▸ **Work to complete**: Can you render the material from the line containing "asslb-point bbox=[117, 353, 123, 358]" through the line containing "capacity-bar bbox=[490, 171, 505, 235]" as a numbered list, skipping any blank lines?

====== Exercise material

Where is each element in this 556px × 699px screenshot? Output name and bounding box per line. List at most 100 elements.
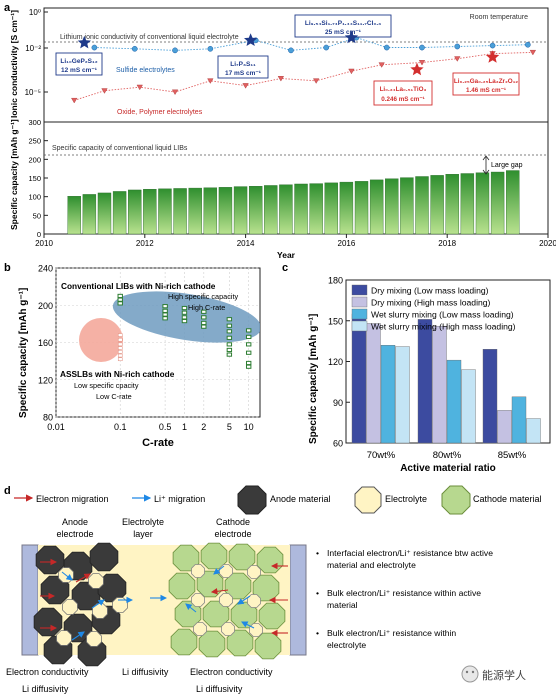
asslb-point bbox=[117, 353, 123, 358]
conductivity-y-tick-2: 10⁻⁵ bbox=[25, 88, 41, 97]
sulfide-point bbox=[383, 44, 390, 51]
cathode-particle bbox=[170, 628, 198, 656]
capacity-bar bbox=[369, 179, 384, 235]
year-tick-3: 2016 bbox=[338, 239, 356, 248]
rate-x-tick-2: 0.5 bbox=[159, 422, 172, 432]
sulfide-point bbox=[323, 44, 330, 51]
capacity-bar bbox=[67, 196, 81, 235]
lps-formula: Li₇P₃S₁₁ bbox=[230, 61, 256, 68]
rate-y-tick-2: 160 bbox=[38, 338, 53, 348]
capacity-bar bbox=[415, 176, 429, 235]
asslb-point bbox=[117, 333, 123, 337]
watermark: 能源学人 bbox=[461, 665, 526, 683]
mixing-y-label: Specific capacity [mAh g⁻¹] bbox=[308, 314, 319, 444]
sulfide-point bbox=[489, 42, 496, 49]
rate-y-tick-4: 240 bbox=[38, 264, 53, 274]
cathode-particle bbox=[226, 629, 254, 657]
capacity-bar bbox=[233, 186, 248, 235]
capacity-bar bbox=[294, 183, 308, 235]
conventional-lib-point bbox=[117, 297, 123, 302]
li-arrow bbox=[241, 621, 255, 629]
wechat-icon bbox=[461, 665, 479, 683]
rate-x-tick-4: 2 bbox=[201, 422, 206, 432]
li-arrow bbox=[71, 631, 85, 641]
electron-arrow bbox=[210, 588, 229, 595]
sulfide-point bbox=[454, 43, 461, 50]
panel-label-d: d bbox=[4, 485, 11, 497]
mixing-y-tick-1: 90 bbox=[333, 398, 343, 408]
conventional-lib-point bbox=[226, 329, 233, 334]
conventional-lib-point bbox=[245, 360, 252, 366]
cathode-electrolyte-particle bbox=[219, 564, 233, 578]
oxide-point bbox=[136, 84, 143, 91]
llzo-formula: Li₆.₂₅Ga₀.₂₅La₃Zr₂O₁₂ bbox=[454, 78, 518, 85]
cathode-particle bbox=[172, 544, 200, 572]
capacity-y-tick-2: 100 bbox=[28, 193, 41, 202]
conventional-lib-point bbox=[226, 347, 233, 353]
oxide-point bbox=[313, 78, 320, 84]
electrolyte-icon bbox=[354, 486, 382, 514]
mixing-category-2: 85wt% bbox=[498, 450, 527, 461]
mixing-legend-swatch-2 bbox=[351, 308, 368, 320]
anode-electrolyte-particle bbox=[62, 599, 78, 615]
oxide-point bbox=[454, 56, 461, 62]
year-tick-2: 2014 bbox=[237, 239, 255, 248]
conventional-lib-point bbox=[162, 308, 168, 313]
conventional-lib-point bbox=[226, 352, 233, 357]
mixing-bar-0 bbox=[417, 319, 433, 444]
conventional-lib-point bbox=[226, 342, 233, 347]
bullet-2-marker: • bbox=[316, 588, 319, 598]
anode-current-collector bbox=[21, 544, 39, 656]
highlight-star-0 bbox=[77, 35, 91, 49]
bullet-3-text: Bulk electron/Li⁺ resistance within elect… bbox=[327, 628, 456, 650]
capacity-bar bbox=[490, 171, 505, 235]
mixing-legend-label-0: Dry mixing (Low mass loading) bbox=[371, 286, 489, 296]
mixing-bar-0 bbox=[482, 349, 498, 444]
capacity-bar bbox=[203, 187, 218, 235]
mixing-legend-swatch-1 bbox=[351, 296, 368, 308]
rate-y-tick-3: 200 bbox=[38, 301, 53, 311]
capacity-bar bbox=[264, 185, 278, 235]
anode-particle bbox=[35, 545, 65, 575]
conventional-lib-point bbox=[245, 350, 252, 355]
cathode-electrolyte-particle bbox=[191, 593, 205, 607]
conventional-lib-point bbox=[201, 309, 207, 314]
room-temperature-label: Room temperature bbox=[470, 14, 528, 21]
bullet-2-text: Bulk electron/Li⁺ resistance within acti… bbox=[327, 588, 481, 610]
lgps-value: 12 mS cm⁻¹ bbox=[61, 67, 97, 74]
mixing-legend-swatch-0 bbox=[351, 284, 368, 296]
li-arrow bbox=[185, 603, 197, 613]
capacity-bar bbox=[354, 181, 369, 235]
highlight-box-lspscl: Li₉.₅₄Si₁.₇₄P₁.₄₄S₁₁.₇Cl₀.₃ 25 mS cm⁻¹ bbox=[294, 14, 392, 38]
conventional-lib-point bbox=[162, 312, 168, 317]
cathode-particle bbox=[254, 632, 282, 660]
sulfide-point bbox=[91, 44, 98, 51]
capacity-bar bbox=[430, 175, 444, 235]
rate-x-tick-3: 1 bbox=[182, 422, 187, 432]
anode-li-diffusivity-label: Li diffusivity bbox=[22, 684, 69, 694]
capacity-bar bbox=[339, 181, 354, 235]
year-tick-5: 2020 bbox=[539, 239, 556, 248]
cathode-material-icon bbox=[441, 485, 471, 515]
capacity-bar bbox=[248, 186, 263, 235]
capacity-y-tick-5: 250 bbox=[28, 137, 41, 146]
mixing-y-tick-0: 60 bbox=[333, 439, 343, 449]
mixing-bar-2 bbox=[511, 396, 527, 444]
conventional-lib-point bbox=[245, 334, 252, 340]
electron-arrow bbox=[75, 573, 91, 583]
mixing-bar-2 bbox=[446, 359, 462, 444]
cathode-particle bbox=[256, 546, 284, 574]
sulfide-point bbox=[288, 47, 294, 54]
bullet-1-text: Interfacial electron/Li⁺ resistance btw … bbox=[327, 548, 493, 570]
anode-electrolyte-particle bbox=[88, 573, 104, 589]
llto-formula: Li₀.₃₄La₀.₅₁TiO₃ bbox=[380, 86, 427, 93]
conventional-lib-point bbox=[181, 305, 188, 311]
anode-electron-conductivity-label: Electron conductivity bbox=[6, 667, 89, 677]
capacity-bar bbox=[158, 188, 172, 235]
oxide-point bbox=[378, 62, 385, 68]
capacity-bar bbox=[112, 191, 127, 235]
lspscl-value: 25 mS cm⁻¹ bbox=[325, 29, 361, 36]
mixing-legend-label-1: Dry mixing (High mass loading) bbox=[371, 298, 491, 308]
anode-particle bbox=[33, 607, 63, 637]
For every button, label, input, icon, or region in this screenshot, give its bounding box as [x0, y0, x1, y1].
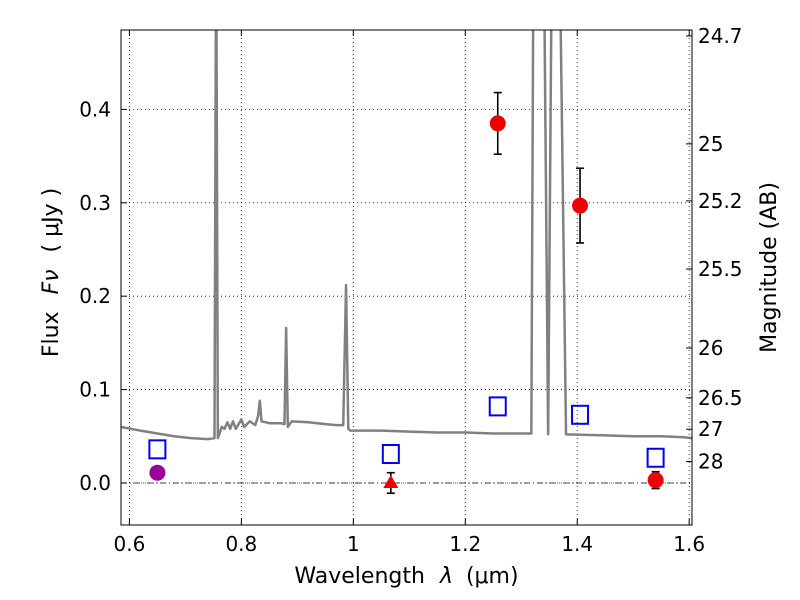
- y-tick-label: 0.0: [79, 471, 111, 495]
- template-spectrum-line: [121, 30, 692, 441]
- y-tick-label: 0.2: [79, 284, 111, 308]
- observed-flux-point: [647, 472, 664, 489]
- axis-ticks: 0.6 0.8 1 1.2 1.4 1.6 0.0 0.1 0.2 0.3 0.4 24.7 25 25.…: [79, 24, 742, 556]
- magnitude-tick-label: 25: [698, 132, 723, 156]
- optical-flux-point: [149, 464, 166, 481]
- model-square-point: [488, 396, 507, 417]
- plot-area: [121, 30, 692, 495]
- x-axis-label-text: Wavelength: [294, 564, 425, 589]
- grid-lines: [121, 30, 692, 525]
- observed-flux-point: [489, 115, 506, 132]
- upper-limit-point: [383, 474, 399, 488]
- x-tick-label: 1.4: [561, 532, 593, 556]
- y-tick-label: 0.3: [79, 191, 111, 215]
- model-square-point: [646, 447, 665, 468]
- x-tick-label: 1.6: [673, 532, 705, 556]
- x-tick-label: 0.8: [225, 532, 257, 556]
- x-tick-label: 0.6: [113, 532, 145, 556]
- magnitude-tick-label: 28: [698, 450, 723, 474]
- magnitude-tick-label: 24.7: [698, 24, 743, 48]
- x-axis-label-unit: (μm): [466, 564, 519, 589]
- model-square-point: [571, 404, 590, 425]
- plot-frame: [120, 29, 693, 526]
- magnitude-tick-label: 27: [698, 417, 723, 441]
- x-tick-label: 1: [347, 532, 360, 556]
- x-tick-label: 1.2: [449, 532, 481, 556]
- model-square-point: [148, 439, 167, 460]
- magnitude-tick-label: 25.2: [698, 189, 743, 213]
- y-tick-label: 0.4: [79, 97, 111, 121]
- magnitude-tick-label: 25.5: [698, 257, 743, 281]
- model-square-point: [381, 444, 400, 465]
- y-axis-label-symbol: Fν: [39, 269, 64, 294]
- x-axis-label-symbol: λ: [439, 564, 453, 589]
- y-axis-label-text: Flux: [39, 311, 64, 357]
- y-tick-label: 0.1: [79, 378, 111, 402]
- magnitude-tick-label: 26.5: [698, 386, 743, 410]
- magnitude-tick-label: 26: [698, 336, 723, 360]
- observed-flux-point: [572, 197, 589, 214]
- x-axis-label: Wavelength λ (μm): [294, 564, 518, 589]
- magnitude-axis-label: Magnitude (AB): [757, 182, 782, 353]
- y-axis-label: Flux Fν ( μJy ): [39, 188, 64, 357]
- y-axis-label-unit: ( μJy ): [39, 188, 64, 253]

============

▸ **Solution to the problem**:
1. asslb-point bbox=[117, 353, 123, 358]
2. conductivity-y-tick-2: 10⁻⁵ bbox=[25, 88, 41, 97]
3. sulfide-point bbox=[383, 44, 390, 51]
4. cathode-particle bbox=[170, 628, 198, 656]
5. capacity-bar bbox=[369, 179, 384, 235]
6. year-tick-3: 2016 bbox=[338, 239, 356, 248]
7. rate-x-tick-2: 0.5 bbox=[159, 422, 172, 432]
8. sulfide-point bbox=[323, 44, 330, 51]
9. capacity-bar bbox=[67, 196, 81, 235]
10. lps-formula: Li₇P₃S₁₁ bbox=[230, 61, 256, 68]
11. rate-y-tick-2: 160 bbox=[38, 338, 53, 348]
12. capacity-bar bbox=[415, 176, 429, 235]
13. asslb-point bbox=[117, 333, 123, 337]
14. watermark: 能源学人 bbox=[461, 665, 526, 683]
15. mixing-y-label: Specific capacity [mAh g⁻¹] bbox=[308, 314, 319, 444]
16. sulfide-point bbox=[489, 42, 496, 49]
17. rate-y-tick-4: 240 bbox=[38, 264, 53, 274]
18. cathode-particle bbox=[226, 629, 254, 657]
19. capacity-bar bbox=[233, 186, 248, 235]
20. capacity-bar bbox=[294, 183, 308, 235]
21. conventional-lib-point bbox=[117, 297, 123, 302]
22. li-arrow bbox=[241, 621, 255, 629]
23. wechat-icon bbox=[461, 665, 479, 683]
24. rate-x-tick-4: 2 bbox=[201, 422, 206, 432]
25. li-arrow bbox=[71, 631, 85, 641]
26. electron-arrow bbox=[210, 588, 229, 595]
27. sulfide-point bbox=[454, 43, 461, 50]
28. panel-label-d: d bbox=[4, 485, 11, 497]
29. mixing-y-tick-1: 90 bbox=[333, 398, 343, 408]
30. conventional-lib-point bbox=[226, 329, 233, 334]
31. conventional-lib-point bbox=[245, 360, 252, 366]
32. cathode-electrolyte-particle bbox=[219, 564, 233, 578]
33. oxide-point bbox=[136, 84, 143, 91]
34. llzo-formula: Li₆.₂₅Ga₀.₂₅La₃Zr₂O₁₂ bbox=[454, 78, 518, 85]
35. cathode-particle bbox=[172, 544, 200, 572]
36. capacity-y-tick-2: 100 bbox=[28, 193, 41, 202]
37. conventional-lib-point bbox=[226, 347, 233, 353]
38. oxide-point bbox=[313, 78, 320, 84]
39. electrolyte-icon bbox=[354, 486, 382, 514]
40. mixing-category-2: 85wt% bbox=[498, 450, 527, 461]
41. mixing-legend-swatch-2 bbox=[351, 308, 368, 320]
42. anode-electrolyte-particle bbox=[62, 599, 78, 615]
43. oxide-point bbox=[454, 56, 461, 62]
44. year-tick-2: 2014 bbox=[237, 239, 255, 248]
45. conventional-lib-point bbox=[162, 308, 168, 313]
46. conventional-lib-point bbox=[226, 352, 233, 357]
47. mixing-bar-0 bbox=[417, 319, 433, 444]
48. conventional-lib-point bbox=[226, 342, 233, 347]
49. bullet-2-marker: • bbox=[316, 588, 319, 598]
50. anode-current-collector bbox=[21, 544, 39, 656]
51. highlight-star-0 bbox=[77, 35, 91, 49]
52. bullet-3-text: Bulk electron/Li⁺ resistance within elect… bbox=[327, 628, 456, 650]
53. capacity-bar bbox=[490, 171, 505, 235]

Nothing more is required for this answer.